[Stored data]
╔══

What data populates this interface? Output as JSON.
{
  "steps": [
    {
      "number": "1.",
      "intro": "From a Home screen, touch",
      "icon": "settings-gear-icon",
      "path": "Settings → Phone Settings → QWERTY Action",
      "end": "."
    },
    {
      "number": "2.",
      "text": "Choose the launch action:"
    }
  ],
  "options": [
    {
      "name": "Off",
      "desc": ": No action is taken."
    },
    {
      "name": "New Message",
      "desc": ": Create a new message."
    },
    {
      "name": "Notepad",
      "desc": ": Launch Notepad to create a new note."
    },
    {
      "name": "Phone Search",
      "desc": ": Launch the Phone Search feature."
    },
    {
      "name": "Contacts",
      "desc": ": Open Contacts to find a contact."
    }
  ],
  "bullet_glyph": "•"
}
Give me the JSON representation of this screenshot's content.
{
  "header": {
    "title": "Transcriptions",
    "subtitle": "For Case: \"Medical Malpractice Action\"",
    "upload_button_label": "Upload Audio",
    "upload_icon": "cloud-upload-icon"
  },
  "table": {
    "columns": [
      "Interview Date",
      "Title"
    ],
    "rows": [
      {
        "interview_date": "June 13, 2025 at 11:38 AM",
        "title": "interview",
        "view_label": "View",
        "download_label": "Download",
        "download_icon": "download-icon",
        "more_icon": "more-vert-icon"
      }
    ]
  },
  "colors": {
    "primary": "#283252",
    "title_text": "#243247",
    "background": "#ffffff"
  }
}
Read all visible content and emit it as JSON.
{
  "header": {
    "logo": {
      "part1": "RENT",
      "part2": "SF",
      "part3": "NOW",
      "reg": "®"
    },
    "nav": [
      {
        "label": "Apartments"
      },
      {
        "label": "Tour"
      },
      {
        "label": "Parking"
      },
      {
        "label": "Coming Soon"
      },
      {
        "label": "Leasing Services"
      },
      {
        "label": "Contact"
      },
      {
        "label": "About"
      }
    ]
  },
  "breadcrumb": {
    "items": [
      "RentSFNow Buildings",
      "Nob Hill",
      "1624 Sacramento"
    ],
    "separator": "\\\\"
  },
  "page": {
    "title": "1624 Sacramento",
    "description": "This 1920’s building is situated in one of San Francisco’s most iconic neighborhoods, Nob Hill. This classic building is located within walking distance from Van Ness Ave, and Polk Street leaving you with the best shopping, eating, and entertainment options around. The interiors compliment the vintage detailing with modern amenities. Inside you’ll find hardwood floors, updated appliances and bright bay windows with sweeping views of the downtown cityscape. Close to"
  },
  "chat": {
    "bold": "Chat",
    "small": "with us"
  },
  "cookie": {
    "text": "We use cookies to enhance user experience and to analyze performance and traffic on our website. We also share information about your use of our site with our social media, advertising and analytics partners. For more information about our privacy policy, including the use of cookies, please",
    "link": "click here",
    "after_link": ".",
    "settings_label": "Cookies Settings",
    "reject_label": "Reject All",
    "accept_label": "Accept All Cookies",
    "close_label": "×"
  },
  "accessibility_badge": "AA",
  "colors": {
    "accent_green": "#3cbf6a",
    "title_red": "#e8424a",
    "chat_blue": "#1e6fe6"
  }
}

╚══

## Exercise description
Look for the word "Phone" and return every line where it occurs.

## Output
      "path": "Settings → Phone Settings → QWERTY Action",
      "name": "Phone Search",
      "desc": ": Launch the Phone Search feature."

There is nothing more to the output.